= Entries =
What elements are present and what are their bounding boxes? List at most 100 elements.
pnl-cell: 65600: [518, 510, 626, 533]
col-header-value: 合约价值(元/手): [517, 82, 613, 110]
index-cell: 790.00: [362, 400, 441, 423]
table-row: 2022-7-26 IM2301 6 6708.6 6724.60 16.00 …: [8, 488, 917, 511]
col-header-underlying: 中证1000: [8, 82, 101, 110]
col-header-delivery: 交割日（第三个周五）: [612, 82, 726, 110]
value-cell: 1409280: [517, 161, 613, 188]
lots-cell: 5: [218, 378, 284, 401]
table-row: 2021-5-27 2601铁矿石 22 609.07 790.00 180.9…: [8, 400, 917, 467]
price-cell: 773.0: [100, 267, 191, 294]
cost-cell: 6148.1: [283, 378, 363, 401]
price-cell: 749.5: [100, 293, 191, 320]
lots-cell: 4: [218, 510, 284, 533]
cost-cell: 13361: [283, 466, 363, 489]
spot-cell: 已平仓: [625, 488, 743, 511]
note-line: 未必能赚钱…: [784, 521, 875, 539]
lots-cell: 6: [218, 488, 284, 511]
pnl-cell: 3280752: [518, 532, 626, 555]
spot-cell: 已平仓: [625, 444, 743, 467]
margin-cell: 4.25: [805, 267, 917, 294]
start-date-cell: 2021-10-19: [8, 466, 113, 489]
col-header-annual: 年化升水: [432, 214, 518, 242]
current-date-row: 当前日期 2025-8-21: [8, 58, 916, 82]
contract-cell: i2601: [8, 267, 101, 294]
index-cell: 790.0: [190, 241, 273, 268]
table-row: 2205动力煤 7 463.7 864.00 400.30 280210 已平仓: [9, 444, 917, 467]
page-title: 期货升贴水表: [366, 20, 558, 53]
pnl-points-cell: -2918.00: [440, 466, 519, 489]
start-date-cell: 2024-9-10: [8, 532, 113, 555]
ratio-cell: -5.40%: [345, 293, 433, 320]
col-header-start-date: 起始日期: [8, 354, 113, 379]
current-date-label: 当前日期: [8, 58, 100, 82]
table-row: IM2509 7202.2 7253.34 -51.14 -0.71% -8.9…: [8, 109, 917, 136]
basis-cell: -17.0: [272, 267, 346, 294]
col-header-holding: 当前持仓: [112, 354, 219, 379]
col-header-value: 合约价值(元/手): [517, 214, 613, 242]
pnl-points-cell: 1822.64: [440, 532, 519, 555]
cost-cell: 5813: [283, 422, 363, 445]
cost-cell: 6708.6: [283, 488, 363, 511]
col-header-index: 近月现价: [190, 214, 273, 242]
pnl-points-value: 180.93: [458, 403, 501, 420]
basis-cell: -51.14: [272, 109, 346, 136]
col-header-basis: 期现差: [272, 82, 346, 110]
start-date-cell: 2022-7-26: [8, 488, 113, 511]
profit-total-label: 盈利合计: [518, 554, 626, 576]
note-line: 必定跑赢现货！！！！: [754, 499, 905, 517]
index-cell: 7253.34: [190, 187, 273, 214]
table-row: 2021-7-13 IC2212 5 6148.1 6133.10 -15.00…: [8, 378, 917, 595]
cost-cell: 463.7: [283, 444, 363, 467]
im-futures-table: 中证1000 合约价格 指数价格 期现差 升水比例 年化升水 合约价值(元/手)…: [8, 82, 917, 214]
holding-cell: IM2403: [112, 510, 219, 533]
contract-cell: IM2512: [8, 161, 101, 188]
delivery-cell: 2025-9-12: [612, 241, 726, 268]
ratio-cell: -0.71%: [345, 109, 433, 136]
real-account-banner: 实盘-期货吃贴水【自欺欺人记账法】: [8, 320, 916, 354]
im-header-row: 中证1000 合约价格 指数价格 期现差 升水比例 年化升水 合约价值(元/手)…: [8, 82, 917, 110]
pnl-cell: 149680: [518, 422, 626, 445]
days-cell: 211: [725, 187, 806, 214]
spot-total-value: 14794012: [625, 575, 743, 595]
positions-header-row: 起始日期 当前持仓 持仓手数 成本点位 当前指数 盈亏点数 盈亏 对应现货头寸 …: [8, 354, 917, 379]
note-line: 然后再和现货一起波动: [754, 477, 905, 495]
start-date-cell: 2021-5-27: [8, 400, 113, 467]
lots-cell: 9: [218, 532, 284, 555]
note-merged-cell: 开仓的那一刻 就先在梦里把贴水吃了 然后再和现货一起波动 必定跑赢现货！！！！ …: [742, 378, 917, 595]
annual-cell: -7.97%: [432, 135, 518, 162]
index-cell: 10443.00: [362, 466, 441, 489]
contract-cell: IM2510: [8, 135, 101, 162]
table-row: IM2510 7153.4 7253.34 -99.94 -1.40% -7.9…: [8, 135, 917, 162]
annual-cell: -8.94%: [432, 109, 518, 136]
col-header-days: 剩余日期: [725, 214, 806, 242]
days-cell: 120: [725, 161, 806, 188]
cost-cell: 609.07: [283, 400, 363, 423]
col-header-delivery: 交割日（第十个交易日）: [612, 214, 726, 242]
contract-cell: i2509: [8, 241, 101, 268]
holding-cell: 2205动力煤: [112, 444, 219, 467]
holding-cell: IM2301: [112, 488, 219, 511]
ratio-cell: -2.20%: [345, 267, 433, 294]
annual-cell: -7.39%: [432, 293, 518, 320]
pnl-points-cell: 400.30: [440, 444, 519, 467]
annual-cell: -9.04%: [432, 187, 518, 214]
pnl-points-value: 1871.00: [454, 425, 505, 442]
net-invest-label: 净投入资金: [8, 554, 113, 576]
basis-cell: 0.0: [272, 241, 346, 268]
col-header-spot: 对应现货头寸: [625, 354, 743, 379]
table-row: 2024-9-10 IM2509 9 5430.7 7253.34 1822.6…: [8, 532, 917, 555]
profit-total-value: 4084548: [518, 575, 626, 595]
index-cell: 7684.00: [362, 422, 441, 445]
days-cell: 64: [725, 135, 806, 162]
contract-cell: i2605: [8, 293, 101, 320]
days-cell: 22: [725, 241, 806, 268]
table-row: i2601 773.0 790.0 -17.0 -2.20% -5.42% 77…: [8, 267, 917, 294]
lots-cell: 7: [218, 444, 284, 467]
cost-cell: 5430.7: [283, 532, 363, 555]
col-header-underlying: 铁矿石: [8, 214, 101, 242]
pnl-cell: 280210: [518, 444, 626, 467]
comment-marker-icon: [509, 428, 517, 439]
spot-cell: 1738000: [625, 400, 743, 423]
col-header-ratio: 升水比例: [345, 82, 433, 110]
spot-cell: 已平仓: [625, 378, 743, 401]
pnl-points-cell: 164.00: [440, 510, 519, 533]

= Job =
Copy the records from the first line up to and including the line containing "lots-cell: 5: [218, 378, 284, 401]".

= Task response =
What elements are present and what are their bounding boxes? List at most 100 elements.
pnl-cell: 65600: [518, 510, 626, 533]
col-header-value: 合约价值(元/手): [517, 82, 613, 110]
index-cell: 790.00: [362, 400, 441, 423]
table-row: 2022-7-26 IM2301 6 6708.6 6724.60 16.00 …: [8, 488, 917, 511]
col-header-underlying: 中证1000: [8, 82, 101, 110]
col-header-delivery: 交割日（第三个周五）: [612, 82, 726, 110]
value-cell: 1409280: [517, 161, 613, 188]
lots-cell: 5: [218, 378, 284, 401]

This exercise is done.